=== Passage to read ===
'''
The companies say the technology can create geometrically accurate representations of buildings, infrastructure, industrial facilities, and entire neighborhoods. Instead of viewing a flat aerial photo, users can interact with a detailed 3D model of a location.

Niantic Spatial CEO Inhi Cho Suh says physical AI requires a foundation grounded in reality, adding that the partnership pushes 3D reconstruction beyond individual buildings and toward city-scale environments.

That scale is where Spexi brings a significant advantage. The company says it has attracted more than 10,000 drone pilots and has mapped over six million acres. Its imagery is captured at a resolution of 2.8 centimeters, which the company says is roughly ten times sharper than typical satellite imagery.

The partnership goes beyond customer service. Spexi has also been selected as a preferred drone imagery provider for training Niantic Spatial’s real-world AI models. Those models are designed to help AI systems, robots, and other autonomous technologies better understand physical spaces.
'''
=== Data shown ===
'''
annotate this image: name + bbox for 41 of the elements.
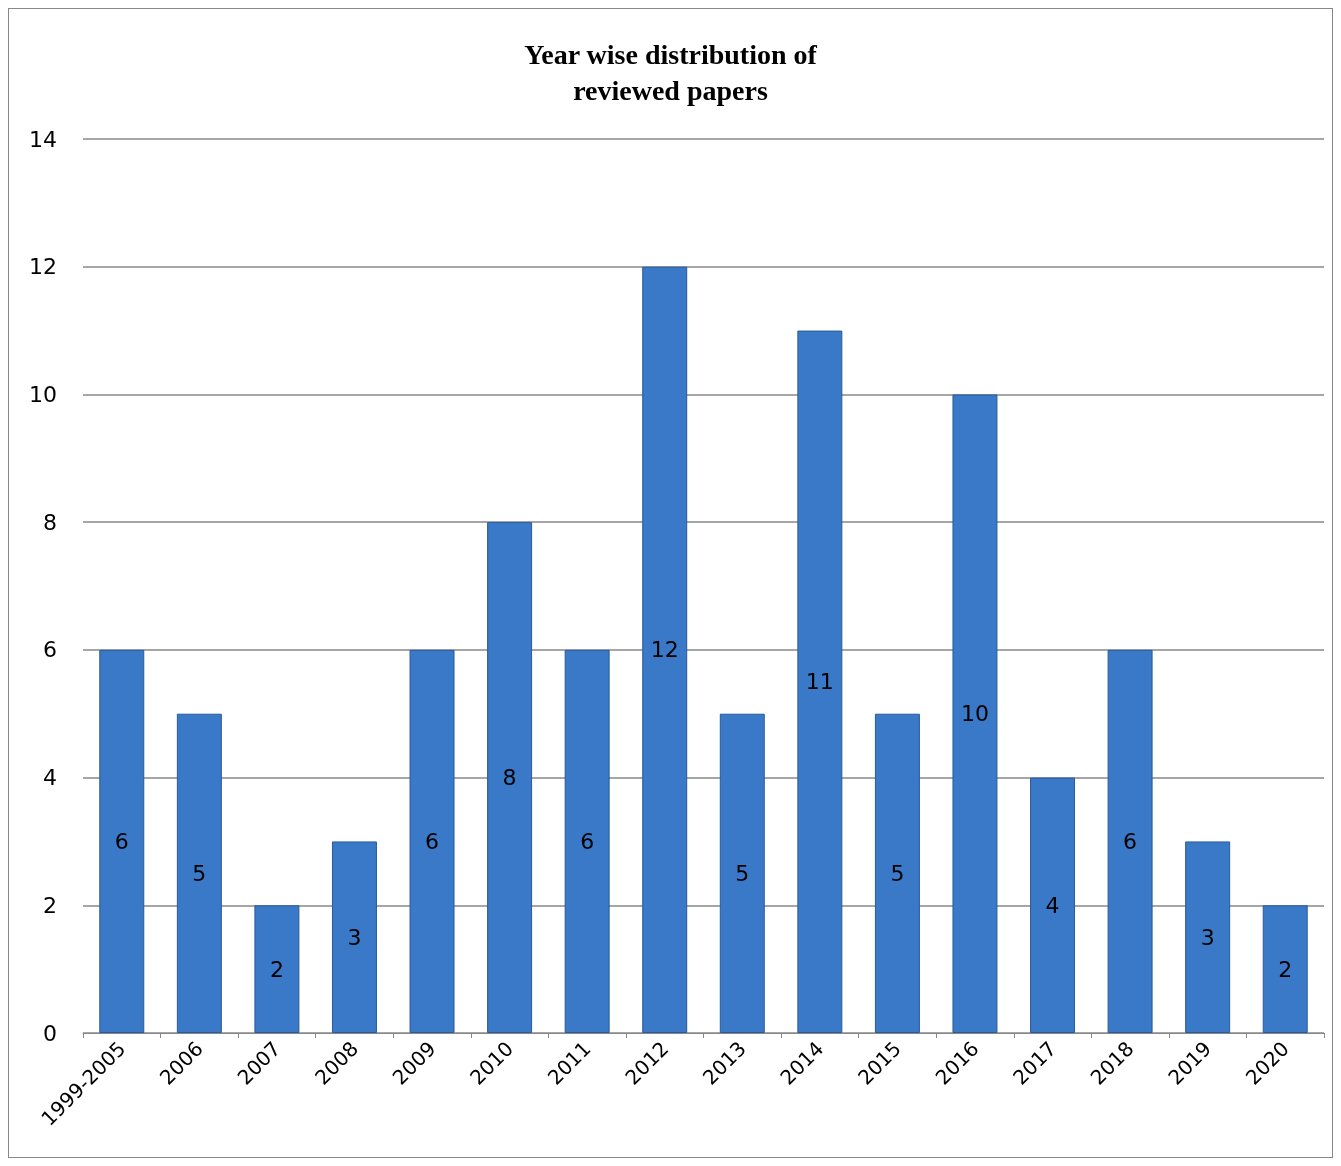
bar	[1262, 905, 1308, 1033]
y-tick-label: 12	[29, 254, 57, 280]
bar	[409, 649, 455, 1033]
data-label: 5	[192, 860, 207, 886]
data-label: 10	[960, 701, 989, 727]
bar	[719, 713, 765, 1033]
data-label: 2	[1278, 956, 1293, 982]
bar	[254, 905, 300, 1033]
y-tick-label: 8	[43, 509, 57, 535]
bar	[1185, 841, 1231, 1033]
bar	[1030, 777, 1076, 1033]
chart-title: Year wise distribution of reviewed papers	[524, 38, 818, 106]
y-tick-label: 2	[43, 892, 57, 918]
data-label: 3	[347, 924, 362, 950]
bar	[564, 649, 610, 1033]
bar	[1107, 649, 1153, 1033]
data-label: 3	[1200, 924, 1215, 950]
y-tick-label: 10	[29, 381, 57, 407]
data-label: 6	[114, 828, 129, 854]
bar	[176, 713, 222, 1033]
y-tick-label: 0	[43, 1020, 57, 1046]
bar	[99, 649, 145, 1033]
y-tick-label: 6	[43, 637, 57, 663]
y-tick-label: 4	[43, 765, 57, 791]
bar	[642, 266, 688, 1033]
data-label: 6	[1123, 828, 1138, 854]
bar	[797, 330, 843, 1033]
y-tick-label: 14	[29, 126, 57, 152]
data-label: 5	[890, 860, 905, 886]
bar	[952, 394, 998, 1033]
data-label: 8	[502, 765, 517, 791]
bar	[874, 713, 920, 1033]
data-label: 6	[425, 828, 440, 854]
data-label: 6	[580, 828, 595, 854]
data-label: 12	[650, 637, 679, 663]
data-label: 5	[735, 860, 750, 886]
data-label: 2	[269, 956, 284, 982]
data-label: 4	[1045, 892, 1060, 918]
data-label: 11	[805, 669, 834, 695]
bar	[487, 522, 533, 1033]
bar	[331, 841, 377, 1033]
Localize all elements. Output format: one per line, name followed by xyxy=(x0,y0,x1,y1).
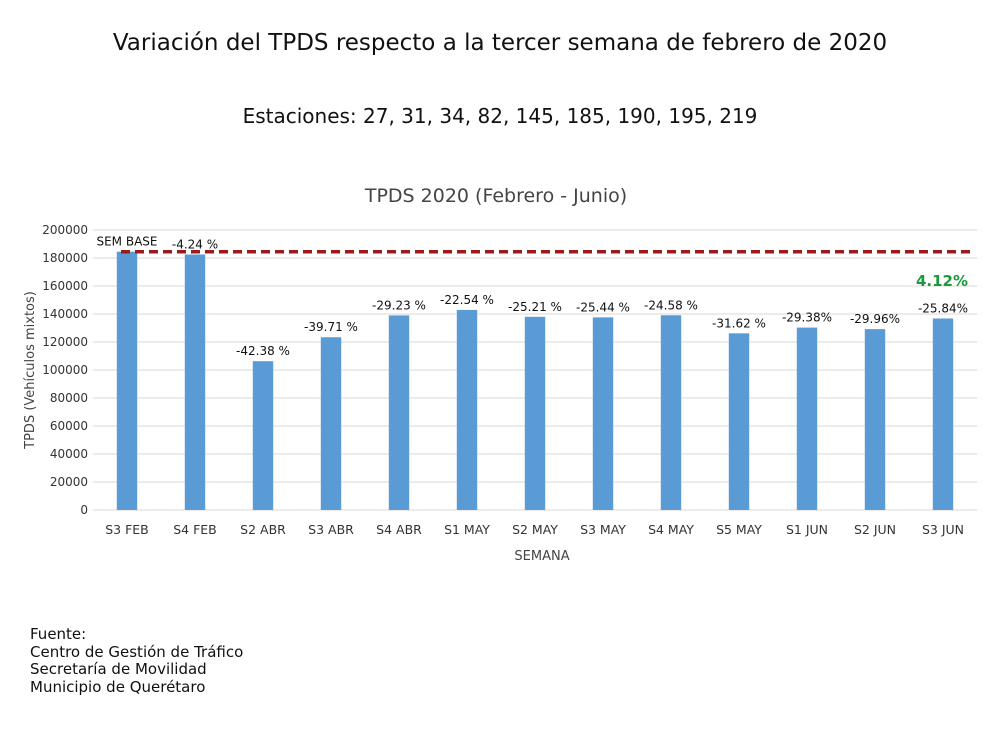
data-labels: SEM BASE -4.24 %-42.38 %-39.71 %-29.23 % -… xyxy=(96,235,968,358)
x-tick-label: S3 FEB xyxy=(105,522,149,537)
bar xyxy=(320,337,342,510)
y-tick-label: 120000 xyxy=(42,335,88,349)
data-label: -25.21 % xyxy=(508,300,562,314)
y-tick-label: 0 xyxy=(80,503,88,517)
bar xyxy=(728,333,750,510)
y-tick-label: 200000 xyxy=(42,223,88,237)
x-tick-label: S3 JUN xyxy=(922,522,964,537)
bar xyxy=(592,317,614,510)
page-subtitle: Estaciones: 27, 31, 34, 82, 145, 185, 19… xyxy=(242,104,758,128)
x-tick-label: S1 MAY xyxy=(444,522,490,537)
x-tick-label: S2 MAY xyxy=(512,522,558,537)
source-line: Municipio de Querétaro xyxy=(30,677,206,696)
x-tick-label: S1 JUN xyxy=(786,522,828,537)
page-title: Variación del TPDS respecto a la tercer … xyxy=(112,30,888,56)
bar xyxy=(660,315,682,510)
bar xyxy=(184,254,206,510)
data-label: -39.71 % xyxy=(304,320,358,334)
chart-bars xyxy=(116,251,954,510)
data-label: -22.54 % xyxy=(440,293,494,307)
bar xyxy=(796,327,818,510)
bar xyxy=(864,329,886,510)
source-line: Fuente: xyxy=(30,625,87,643)
data-label: -31.62 % xyxy=(712,316,766,330)
bar-chart: TPDS 2020 (Febrero - Junio) 0 20000 40000 6… xyxy=(23,185,977,564)
data-label: SEM BASE xyxy=(96,235,157,249)
x-axis-label: SEMANA xyxy=(514,549,569,564)
data-label: -4.24 % xyxy=(172,238,218,252)
y-tick-label: 40000 xyxy=(50,447,88,461)
source-line: Secretaría de Movilidad xyxy=(30,660,207,678)
y-axis-ticks: 0 20000 40000 60000 80000 100000 120000 140000 1… xyxy=(42,223,88,517)
x-tick-label: S3 MAY xyxy=(580,522,626,537)
data-label: -24.58 % xyxy=(644,298,698,312)
x-axis-ticks: S3 FEB S4 FEB S2 ABR S3 ABR S4 ABR S1 MAY S2 M… xyxy=(105,522,964,537)
y-tick-label: 80000 xyxy=(50,391,88,405)
x-tick-label: S4 FEB xyxy=(173,522,217,537)
x-tick-label: S4 ABR xyxy=(376,522,422,537)
bar xyxy=(456,309,478,510)
x-tick-label: S2 ABR xyxy=(240,522,286,537)
data-label: -25.44 % xyxy=(576,300,630,314)
y-tick-label: 20000 xyxy=(50,475,88,489)
x-tick-label: S4 MAY xyxy=(648,522,694,537)
bar xyxy=(932,318,954,510)
data-label: -25.84% xyxy=(918,301,968,315)
x-tick-label: S5 MAY xyxy=(716,522,762,537)
bar xyxy=(252,361,274,510)
chart-title: TPDS 2020 (Febrero - Junio) xyxy=(364,185,627,207)
y-axis-label: TPDS (Vehículos mixtos) xyxy=(23,291,38,450)
source-block: Fuente: Centro de Gestión de Tráfico Sec… xyxy=(30,625,244,696)
y-tick-label: 160000 xyxy=(42,279,88,293)
x-tick-label: S2 JUN xyxy=(854,522,896,537)
source-line: Centro de Gestión de Tráfico xyxy=(30,642,244,661)
x-tick-label: S3 ABR xyxy=(308,522,354,537)
bar xyxy=(524,316,546,510)
bar xyxy=(388,315,410,510)
chart-annotation: 4.12% xyxy=(916,272,968,290)
data-label: -29.23 % xyxy=(372,298,426,312)
y-tick-label: 180000 xyxy=(42,251,88,265)
data-label: -29.96% xyxy=(850,312,900,326)
y-tick-label: 100000 xyxy=(42,363,88,377)
data-label: -42.38 % xyxy=(236,344,290,358)
bar xyxy=(116,251,138,510)
y-tick-label: 140000 xyxy=(42,307,88,321)
data-label: -29.38% xyxy=(782,311,832,325)
y-tick-label: 60000 xyxy=(50,419,88,433)
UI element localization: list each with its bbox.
'''
=== Tasks to complete ===
[1] Please copy out the full passage on the Niantic Spatial and Spexi partnership word for word.
[2] From the rows, repeat verbatim the part that opens with the line containing "905, 1308, 1033]" and closes with the line containing "637, 679, 663]", including both of those lines.

=== Expected answers ===
[1]
The companies say the technology can create geometrically accurate representations of buildings, infrastructure, industrial facilities, and entire neighborhoods. Instead of viewing a flat aerial photo, users can interact with a detailed 3D model of a location.

Niantic Spatial CEO Inhi Cho Suh says physical AI requires a foundation grounded in reality, adding that the partnership pushes 3D reconstruction beyond individual buildings and toward city-scale environments.

That scale is where Spexi brings a significant advantage. The company says it has attracted more than 10,000 drone pilots and has mapped over six million acres. Its imagery is captured at a resolution of 2.8 centimeters, which the company says is roughly ten times sharper than typical satellite imagery.

The partnership goes beyond customer service. Spexi has also been selected as a preferred drone imagery provider for training Niantic Spatial’s real-world AI models. Those models are designed to help AI systems, robots, and other autonomous technologies better understand physical spaces.

[2]
bar	[1262, 905, 1308, 1033]
y-tick-label: 12	[29, 254, 57, 280]
bar	[409, 649, 455, 1033]
data-label: 5	[192, 860, 207, 886]
data-label: 10	[960, 701, 989, 727]
bar	[719, 713, 765, 1033]
data-label: 2	[1278, 956, 1293, 982]
bar	[254, 905, 300, 1033]
y-tick-label: 8	[43, 509, 57, 535]
bar	[1185, 841, 1231, 1033]
bar	[1030, 777, 1076, 1033]
chart-title: Year wise distribution of reviewed papers	[524, 38, 818, 106]
y-tick-label: 2	[43, 892, 57, 918]
data-label: 3	[347, 924, 362, 950]
bar	[564, 649, 610, 1033]
bar	[1107, 649, 1153, 1033]
data-label: 3	[1200, 924, 1215, 950]
y-tick-label: 10	[29, 381, 57, 407]
data-label: 6	[114, 828, 129, 854]
bar	[176, 713, 222, 1033]
y-tick-label: 0	[43, 1020, 57, 1046]
bar	[99, 649, 145, 1033]
y-tick-label: 6	[43, 637, 57, 663]
y-tick-label: 4	[43, 765, 57, 791]
bar	[642, 266, 688, 1033]
data-label: 6	[1123, 828, 1138, 854]
bar	[797, 330, 843, 1033]
y-tick-label: 14	[29, 126, 57, 152]
data-label: 5	[890, 860, 905, 886]
bar	[952, 394, 998, 1033]
data-label: 8	[502, 765, 517, 791]
bar	[874, 713, 920, 1033]
data-label: 6	[425, 828, 440, 854]
data-label: 6	[580, 828, 595, 854]
data-label: 12	[650, 637, 679, 663]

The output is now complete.